• Your objective:
Repeat the material exactly, leaving nothing out.

• Records shown:
____

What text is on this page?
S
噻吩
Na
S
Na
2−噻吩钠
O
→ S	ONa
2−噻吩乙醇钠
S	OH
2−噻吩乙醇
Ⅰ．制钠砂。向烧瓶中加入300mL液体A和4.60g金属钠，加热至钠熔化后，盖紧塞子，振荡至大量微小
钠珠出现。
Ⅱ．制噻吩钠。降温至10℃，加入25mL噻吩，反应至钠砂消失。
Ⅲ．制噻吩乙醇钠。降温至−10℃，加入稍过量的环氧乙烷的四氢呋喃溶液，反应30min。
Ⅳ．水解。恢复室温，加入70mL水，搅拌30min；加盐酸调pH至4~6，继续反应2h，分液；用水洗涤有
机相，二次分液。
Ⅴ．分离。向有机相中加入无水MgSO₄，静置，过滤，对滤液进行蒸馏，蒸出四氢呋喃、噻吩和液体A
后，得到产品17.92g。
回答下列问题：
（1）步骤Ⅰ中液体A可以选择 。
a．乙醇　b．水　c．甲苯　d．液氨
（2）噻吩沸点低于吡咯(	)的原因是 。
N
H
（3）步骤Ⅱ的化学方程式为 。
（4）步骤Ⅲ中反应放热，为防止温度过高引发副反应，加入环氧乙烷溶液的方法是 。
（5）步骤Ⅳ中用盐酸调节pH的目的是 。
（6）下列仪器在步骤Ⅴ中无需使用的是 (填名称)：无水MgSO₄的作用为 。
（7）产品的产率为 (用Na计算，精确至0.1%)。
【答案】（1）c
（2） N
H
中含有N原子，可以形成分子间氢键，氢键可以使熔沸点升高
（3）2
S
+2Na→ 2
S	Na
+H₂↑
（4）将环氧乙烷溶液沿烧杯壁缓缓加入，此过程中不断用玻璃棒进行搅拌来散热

____

• Full response:
What text is on this page?
S
噻吩
Na
S
Na
2−噻吩钠
O
→ S	ONa
2−噻吩乙醇钠
S	OH
2−噻吩乙醇
Ⅰ．制钠砂。向烧瓶中加入300mL液体A和4.60g金属钠，加热至钠熔化后，盖紧塞子，振荡至大量微小
钠珠出现。
Ⅱ．制噻吩钠。降温至10℃，加入25mL噻吩，反应至钠砂消失。
Ⅲ．制噻吩乙醇钠。降温至−10℃，加入稍过量的环氧乙烷的四氢呋喃溶液，反应30min。
Ⅳ．水解。恢复室温，加入70mL水，搅拌30min；加盐酸调pH至4~6，继续反应2h，分液；用水洗涤有
机相，二次分液。
Ⅴ．分离。向有机相中加入无水MgSO₄，静置，过滤，对滤液进行蒸馏，蒸出四氢呋喃、噻吩和液体A
后，得到产品17.92g。
回答下列问题：
（1）步骤Ⅰ中液体A可以选择 。
a．乙醇　b．水　c．甲苯　d．液氨
（2）噻吩沸点低于吡咯(	)的原因是 。
N
H
（3）步骤Ⅱ的化学方程式为 。
（4）步骤Ⅲ中反应放热，为防止温度过高引发副反应，加入环氧乙烷溶液的方法是 。
（5）步骤Ⅳ中用盐酸调节pH的目的是 。
（6）下列仪器在步骤Ⅴ中无需使用的是 (填名称)：无水MgSO₄的作用为 。
（7）产品的产率为 (用Na计算，精确至0.1%)。
【答案】（1）c
（2） N
H
中含有N原子，可以形成分子间氢键，氢键可以使熔沸点升高
（3）2
S
+2Na→ 2
S	Na
+H₂↑
（4）将环氧乙烷溶液沿烧杯壁缓缓加入，此过程中不断用玻璃棒进行搅拌来散热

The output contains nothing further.